[[ Records shown open ]]

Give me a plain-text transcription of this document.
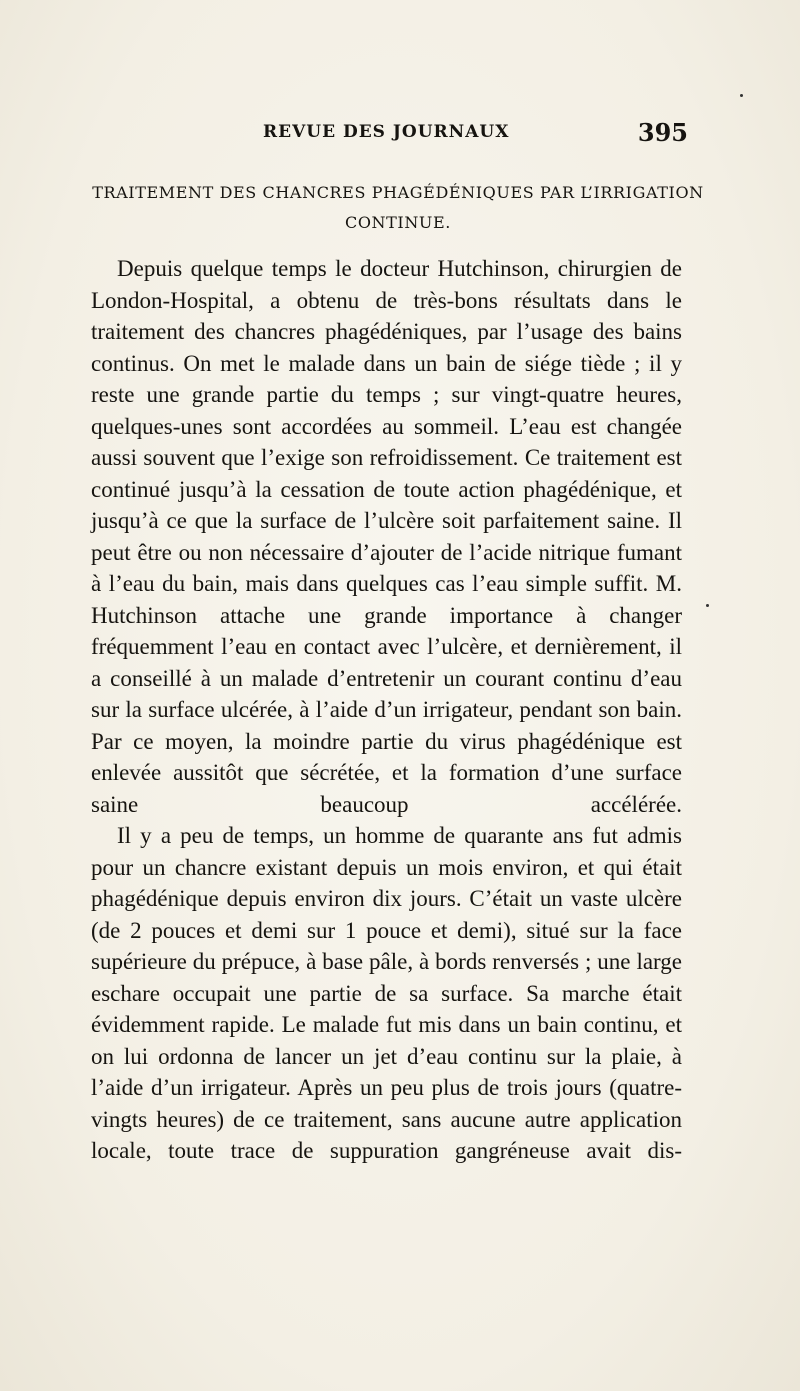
REVUE DES JOURNAUX	395
TRAITEMENT DES CHANCRES PHAGÉDÉNIQUES PAR L’IRRIGATION CONTINUE.

Depuis quelque temps le docteur Hutchinson, chirurgien de London-Hospital, a obtenu de très-bons résultats dans le traitement des chancres phagédéniques, par l’usage des bains continus. On met le malade dans un bain de siége tiède ; il y reste une grande partie du temps ; sur vingt-quatre heures, quelques-unes sont accordées au sommeil. L’eau est changée aussi souvent que l’exige son refroidissement. Ce traitement est continué jusqu’à la cessation de toute action phagédénique, et jusqu’à ce que la surface de l’ulcère soit parfaitement saine. Il peut être ou non nécessaire d’ajouter de l’acide nitrique fumant à l’eau du bain, mais dans quelques cas l’eau simple suffit. M. Hutchinson attache une grande importance à changer fréquemment l’eau en contact avec l’ulcère, et dernièrement, il a conseillé à un malade d’entretenir un courant continu d’eau sur la surface ulcérée, à l’aide d’un irrigateur, pendant son bain. Par ce moyen, la moindre partie du virus phagédénique est enlevée aussitôt que sécrétée, et la formation d’une surface saine beaucoup accélérée.

Il y a peu de temps, un homme de quarante ans fut admis pour un chancre existant depuis un mois environ, et qui était phagédénique depuis environ dix jours. C’était un vaste ulcère (de 2 pouces et demi sur 1 pouce et demi), situé sur la face supérieure du prépuce, à base pâle, à bords renversés ; une large eschare occupait une partie de sa surface. Sa marche était évidemment rapide. Le malade fut mis dans un bain continu, et on lui ordonna de lancer un jet d’eau continu sur la plaie, à l’aide d’un irrigateur. Après un peu plus de trois jours (quatre-vingts heures) de ce traitement, sans aucune autre application locale, toute trace de suppuration gangréneuse avait dis-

[[ Records shown closed ]]

Exact copy, no pictures: please print the data above once more.

## Response to this exercise
Give me a plain-text transcription of this document.
REVUE DES JOURNAUX	395
TRAITEMENT DES CHANCRES PHAGÉDÉNIQUES PAR L’IRRIGATION CONTINUE.

Depuis quelque temps le docteur Hutchinson, chirurgien de London-Hospital, a obtenu de très-bons résultats dans le traitement des chancres phagédéniques, par l’usage des bains continus. On met le malade dans un bain de siége tiède ; il y reste une grande partie du temps ; sur vingt-quatre heures, quelques-unes sont accordées au sommeil. L’eau est changée aussi souvent que l’exige son refroidissement. Ce traitement est continué jusqu’à la cessation de toute action phagédénique, et jusqu’à ce que la surface de l’ulcère soit parfaitement saine. Il peut être ou non nécessaire d’ajouter de l’acide nitrique fumant à l’eau du bain, mais dans quelques cas l’eau simple suffit. M. Hutchinson attache une grande importance à changer fréquemment l’eau en contact avec l’ulcère, et dernièrement, il a conseillé à un malade d’entretenir un courant continu d’eau sur la surface ulcérée, à l’aide d’un irrigateur, pendant son bain. Par ce moyen, la moindre partie du virus phagédénique est enlevée aussitôt que sécrétée, et la formation d’une surface saine beaucoup accélérée.

Il y a peu de temps, un homme de quarante ans fut admis pour un chancre existant depuis un mois environ, et qui était phagédénique depuis environ dix jours. C’était un vaste ulcère (de 2 pouces et demi sur 1 pouce et demi), situé sur la face supérieure du prépuce, à base pâle, à bords renversés ; une large eschare occupait une partie de sa surface. Sa marche était évidemment rapide. Le malade fut mis dans un bain continu, et on lui ordonna de lancer un jet d’eau continu sur la plaie, à l’aide d’un irrigateur. Après un peu plus de trois jours (quatre-vingts heures) de ce traitement, sans aucune autre application locale, toute trace de suppuration gangréneuse avait dis-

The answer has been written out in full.